= Exercise goal =
Using the data below, repeat all of it precisely.

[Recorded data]
═══
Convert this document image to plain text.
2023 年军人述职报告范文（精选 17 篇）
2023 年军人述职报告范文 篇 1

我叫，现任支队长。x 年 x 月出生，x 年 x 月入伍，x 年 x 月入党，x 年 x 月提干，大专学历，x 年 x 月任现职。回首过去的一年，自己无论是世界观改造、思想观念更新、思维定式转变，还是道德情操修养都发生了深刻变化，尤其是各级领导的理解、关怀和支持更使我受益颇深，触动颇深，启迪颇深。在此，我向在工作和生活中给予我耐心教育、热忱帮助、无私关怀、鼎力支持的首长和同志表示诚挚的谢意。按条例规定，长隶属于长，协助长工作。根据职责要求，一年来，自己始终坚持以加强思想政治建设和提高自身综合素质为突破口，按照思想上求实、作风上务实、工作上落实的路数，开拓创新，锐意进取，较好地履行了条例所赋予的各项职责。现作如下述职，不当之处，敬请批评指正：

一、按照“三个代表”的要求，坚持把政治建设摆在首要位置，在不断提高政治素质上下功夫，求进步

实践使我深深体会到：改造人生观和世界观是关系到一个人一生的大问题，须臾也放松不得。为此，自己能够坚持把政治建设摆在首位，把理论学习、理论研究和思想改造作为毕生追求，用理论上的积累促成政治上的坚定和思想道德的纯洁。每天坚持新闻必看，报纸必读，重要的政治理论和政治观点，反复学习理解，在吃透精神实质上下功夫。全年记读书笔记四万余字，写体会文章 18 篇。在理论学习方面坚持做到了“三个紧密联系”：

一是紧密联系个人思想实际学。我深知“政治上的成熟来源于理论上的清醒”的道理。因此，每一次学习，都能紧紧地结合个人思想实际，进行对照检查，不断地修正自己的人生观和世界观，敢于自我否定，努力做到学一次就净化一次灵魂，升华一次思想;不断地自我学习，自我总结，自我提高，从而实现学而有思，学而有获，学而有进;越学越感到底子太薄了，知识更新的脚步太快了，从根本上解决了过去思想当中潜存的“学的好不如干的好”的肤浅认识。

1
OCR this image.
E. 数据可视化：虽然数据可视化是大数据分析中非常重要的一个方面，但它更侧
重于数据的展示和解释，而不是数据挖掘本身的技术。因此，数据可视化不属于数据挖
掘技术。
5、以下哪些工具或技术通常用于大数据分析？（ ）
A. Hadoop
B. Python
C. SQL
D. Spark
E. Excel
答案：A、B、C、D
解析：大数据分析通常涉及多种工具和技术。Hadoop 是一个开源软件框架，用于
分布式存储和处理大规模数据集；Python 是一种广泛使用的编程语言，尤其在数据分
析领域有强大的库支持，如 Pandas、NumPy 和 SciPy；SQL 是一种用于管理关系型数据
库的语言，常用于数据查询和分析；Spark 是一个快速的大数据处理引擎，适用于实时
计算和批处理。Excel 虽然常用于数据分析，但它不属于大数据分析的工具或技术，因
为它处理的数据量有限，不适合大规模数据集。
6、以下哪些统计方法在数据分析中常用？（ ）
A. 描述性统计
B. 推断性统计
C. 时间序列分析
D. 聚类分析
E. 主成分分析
═══
= Answer to the exercise =
Convert this document image to plain text.
2023 年军人述职报告范文（精选 17 篇）
2023 年军人述职报告范文 篇 1

我叫，现任支队长。x 年 x 月出生，x 年 x 月入伍，x 年 x 月入党，x 年 x 月提干，大专学历，x 年 x 月任现职。回首过去的一年，自己无论是世界观改造、思想观念更新、思维定式转变，还是道德情操修养都发生了深刻变化，尤其是各级领导的理解、关怀和支持更使我受益颇深，触动颇深，启迪颇深。在此，我向在工作和生活中给予我耐心教育、热忱帮助、无私关怀、鼎力支持的首长和同志表示诚挚的谢意。按条例规定，长隶属于长，协助长工作。根据职责要求，一年来，自己始终坚持以加强思想政治建设和提高自身综合素质为突破口，按照思想上求实、作风上务实、工作上落实的路数，开拓创新，锐意进取，较好地履行了条例所赋予的各项职责。现作如下述职，不当之处，敬请批评指正：

一、按照“三个代表”的要求，坚持把政治建设摆在首要位置，在不断提高政治素质上下功夫，求进步

实践使我深深体会到：改造人生观和世界观是关系到一个人一生的大问题，须臾也放松不得。为此，自己能够坚持把政治建设摆在首位，把理论学习、理论研究和思想改造作为毕生追求，用理论上的积累促成政治上的坚定和思想道德的纯洁。每天坚持新闻必看，报纸必读，重要的政治理论和政治观点，反复学习理解，在吃透精神实质上下功夫。全年记读书笔记四万余字，写体会文章 18 篇。在理论学习方面坚持做到了“三个紧密联系”：

一是紧密联系个人思想实际学。我深知“政治上的成熟来源于理论上的清醒”的道理。因此，每一次学习，都能紧紧地结合个人思想实际，进行对照检查，不断地修正自己的人生观和世界观，敢于自我否定，努力做到学一次就净化一次灵魂，升华一次思想;不断地自我学习，自我总结，自我提高，从而实现学而有思，学而有获，学而有进;越学越感到底子太薄了，知识更新的脚步太快了，从根本上解决了过去思想当中潜存的“学的好不如干的好”的肤浅认识。

1
OCR this image.
E. 数据可视化：虽然数据可视化是大数据分析中非常重要的一个方面，但它更侧
重于数据的展示和解释，而不是数据挖掘本身的技术。因此，数据可视化不属于数据挖
掘技术。
5、以下哪些工具或技术通常用于大数据分析？（ ）
A. Hadoop
B. Python
C. SQL
D. Spark
E. Excel
答案：A、B、C、D
解析：大数据分析通常涉及多种工具和技术。Hadoop 是一个开源软件框架，用于
分布式存储和处理大规模数据集；Python 是一种广泛使用的编程语言，尤其在数据分
析领域有强大的库支持，如 Pandas、NumPy 和 SciPy；SQL 是一种用于管理关系型数据
库的语言，常用于数据查询和分析；Spark 是一个快速的大数据处理引擎，适用于实时
计算和批处理。Excel 虽然常用于数据分析，但它不属于大数据分析的工具或技术，因
为它处理的数据量有限，不适合大规模数据集。
6、以下哪些统计方法在数据分析中常用？（ ）
A. 描述性统计
B. 推断性统计
C. 时间序列分析
D. 聚类分析
E. 主成分分析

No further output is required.